# Data in this exercise
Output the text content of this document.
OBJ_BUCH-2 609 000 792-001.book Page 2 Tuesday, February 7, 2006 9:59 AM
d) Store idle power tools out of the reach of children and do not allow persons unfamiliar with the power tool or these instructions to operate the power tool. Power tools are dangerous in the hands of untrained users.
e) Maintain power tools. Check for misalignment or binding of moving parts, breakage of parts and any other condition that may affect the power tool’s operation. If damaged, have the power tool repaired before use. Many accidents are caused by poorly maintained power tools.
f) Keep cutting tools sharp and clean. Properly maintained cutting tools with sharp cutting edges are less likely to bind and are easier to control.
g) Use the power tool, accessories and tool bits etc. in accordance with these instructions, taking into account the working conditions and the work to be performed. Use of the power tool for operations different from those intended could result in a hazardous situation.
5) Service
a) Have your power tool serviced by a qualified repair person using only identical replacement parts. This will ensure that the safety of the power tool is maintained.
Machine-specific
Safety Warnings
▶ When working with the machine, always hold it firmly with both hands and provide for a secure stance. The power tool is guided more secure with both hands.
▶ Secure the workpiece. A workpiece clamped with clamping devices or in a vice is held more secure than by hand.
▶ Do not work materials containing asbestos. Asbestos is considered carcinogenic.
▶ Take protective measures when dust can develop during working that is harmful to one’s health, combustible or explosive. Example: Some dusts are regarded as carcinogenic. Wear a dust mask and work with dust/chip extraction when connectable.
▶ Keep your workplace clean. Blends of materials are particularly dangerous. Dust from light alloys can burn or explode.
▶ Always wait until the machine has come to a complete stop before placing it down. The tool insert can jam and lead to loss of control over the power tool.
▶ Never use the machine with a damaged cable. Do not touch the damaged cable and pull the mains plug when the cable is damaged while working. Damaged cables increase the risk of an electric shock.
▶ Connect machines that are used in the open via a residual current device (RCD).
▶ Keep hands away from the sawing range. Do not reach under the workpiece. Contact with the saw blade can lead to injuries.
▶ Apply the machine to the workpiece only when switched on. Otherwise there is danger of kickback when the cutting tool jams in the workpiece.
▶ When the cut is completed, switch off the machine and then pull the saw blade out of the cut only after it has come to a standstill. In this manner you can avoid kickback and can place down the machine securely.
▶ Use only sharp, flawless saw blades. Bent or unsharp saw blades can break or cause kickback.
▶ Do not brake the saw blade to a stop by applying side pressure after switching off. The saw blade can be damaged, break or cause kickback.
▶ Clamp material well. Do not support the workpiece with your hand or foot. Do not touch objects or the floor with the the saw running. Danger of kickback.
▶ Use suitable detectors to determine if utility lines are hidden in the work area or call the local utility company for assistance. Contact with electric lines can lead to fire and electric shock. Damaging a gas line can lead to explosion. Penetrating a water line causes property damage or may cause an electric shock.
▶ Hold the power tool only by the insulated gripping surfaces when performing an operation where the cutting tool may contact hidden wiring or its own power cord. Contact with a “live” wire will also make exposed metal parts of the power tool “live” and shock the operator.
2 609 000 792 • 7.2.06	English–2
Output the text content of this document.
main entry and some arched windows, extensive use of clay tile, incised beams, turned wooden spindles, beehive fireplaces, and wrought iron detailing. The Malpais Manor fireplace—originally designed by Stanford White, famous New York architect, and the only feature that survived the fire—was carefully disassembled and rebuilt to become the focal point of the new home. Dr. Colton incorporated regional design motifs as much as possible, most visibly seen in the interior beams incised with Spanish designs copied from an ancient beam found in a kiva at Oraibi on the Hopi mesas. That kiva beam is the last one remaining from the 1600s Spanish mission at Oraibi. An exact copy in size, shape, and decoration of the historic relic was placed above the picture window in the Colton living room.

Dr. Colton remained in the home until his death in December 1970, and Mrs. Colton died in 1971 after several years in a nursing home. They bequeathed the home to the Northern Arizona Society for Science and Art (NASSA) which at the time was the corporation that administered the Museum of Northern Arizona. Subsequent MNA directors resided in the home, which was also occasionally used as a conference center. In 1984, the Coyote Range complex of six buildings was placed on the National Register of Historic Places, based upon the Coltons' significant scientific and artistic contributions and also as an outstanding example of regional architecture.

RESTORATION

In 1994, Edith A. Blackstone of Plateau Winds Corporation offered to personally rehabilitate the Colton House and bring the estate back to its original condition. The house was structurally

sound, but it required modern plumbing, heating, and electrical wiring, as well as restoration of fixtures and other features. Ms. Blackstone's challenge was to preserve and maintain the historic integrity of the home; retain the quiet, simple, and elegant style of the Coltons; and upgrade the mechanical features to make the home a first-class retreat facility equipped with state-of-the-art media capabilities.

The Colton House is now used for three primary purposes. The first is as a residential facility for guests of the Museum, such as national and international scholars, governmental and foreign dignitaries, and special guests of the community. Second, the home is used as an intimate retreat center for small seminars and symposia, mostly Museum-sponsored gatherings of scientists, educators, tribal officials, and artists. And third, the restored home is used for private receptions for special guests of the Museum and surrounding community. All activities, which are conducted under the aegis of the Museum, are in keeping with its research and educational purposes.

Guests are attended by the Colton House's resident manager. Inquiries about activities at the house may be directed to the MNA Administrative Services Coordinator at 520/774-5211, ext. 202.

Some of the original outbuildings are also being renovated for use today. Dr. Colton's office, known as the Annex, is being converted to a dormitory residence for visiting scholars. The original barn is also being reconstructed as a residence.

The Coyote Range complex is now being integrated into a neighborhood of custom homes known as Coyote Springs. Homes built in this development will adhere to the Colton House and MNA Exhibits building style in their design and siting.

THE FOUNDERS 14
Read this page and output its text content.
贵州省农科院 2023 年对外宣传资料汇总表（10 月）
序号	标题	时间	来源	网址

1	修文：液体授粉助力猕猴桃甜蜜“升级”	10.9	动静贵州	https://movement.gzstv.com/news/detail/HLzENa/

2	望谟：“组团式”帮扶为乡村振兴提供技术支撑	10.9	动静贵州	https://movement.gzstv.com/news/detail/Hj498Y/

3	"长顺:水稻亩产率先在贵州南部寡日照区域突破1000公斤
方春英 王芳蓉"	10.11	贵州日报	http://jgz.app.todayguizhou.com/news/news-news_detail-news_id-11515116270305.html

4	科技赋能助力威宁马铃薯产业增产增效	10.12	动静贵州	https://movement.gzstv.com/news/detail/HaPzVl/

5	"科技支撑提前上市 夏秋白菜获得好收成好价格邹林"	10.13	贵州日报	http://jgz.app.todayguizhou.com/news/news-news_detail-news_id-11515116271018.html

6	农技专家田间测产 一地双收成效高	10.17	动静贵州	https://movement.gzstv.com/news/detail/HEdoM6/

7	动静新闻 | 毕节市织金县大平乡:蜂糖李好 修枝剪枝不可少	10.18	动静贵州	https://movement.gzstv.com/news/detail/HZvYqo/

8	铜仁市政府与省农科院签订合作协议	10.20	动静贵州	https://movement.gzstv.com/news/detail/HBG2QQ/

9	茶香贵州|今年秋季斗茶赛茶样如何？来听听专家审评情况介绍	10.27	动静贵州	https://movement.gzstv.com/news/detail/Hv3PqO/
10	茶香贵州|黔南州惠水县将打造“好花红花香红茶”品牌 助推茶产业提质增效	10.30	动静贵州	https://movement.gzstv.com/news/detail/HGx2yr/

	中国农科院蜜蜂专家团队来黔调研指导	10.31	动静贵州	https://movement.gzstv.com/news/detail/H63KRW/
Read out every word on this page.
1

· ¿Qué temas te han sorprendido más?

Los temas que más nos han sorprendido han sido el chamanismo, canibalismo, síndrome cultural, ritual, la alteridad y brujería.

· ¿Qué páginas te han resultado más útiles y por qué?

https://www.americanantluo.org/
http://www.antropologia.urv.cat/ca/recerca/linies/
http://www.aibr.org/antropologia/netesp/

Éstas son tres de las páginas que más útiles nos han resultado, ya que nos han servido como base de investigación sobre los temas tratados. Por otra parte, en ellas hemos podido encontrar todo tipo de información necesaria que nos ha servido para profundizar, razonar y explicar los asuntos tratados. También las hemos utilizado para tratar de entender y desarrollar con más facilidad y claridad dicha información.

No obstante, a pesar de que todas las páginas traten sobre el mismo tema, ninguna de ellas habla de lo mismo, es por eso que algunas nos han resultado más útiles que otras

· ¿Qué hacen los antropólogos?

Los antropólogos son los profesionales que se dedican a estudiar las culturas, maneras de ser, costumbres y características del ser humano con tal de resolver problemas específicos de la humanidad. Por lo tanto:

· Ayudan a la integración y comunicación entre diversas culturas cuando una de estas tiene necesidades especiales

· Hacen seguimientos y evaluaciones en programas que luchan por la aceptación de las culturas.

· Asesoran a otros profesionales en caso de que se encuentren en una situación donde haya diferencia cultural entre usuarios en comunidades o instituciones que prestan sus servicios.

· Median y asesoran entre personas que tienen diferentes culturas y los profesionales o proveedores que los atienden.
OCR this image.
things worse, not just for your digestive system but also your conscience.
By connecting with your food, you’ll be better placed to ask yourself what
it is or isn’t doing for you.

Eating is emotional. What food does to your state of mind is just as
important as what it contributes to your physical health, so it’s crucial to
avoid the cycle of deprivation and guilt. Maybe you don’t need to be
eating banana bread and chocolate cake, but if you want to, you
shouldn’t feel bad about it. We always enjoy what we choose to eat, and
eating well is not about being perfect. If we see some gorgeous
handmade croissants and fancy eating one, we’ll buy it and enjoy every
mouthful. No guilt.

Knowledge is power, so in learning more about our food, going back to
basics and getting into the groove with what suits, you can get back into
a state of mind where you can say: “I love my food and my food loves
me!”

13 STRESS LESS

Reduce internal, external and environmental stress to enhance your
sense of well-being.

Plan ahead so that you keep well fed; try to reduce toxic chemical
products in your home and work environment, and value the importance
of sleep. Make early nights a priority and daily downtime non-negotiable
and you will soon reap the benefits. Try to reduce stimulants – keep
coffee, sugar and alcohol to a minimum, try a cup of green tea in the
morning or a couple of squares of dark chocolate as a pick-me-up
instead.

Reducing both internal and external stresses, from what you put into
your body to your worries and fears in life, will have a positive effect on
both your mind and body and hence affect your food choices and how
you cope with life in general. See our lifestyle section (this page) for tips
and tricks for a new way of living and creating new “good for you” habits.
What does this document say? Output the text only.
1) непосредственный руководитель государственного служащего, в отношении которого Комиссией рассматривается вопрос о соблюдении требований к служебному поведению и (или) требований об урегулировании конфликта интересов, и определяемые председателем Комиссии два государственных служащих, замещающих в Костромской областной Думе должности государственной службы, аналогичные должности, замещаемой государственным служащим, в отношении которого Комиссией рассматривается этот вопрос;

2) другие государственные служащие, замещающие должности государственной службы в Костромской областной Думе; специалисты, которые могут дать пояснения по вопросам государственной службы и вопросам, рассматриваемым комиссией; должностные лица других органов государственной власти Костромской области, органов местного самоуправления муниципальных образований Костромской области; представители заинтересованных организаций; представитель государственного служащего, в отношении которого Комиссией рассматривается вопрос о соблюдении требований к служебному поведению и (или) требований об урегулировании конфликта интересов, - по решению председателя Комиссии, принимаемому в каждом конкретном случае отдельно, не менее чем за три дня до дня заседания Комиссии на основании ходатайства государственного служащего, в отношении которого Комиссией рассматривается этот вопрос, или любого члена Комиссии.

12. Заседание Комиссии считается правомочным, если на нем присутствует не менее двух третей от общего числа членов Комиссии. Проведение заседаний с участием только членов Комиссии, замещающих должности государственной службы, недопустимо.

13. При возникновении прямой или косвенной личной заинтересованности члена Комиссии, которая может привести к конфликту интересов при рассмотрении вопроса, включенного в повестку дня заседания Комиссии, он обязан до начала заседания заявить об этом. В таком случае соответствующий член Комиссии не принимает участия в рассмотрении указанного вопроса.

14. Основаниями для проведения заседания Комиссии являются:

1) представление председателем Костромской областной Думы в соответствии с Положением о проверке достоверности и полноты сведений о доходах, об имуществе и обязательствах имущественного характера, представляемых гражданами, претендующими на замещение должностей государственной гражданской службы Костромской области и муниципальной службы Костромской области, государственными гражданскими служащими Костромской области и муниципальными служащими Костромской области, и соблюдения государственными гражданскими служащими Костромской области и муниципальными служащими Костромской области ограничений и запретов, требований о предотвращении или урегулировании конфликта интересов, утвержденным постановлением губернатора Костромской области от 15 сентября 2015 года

# What the exercise asks
From the entries above, extract each line containing "more".

# The solution
▶ When working with the machine, always hold it firmly with both hands and provide for a secure stance. The power tool is guided more secure with both hands.
▶ Secure the workpiece. A workpiece clamped with clamping devices or in a vice is held more secure than by hand.
Knowledge is power, so in learning more about our food, going back to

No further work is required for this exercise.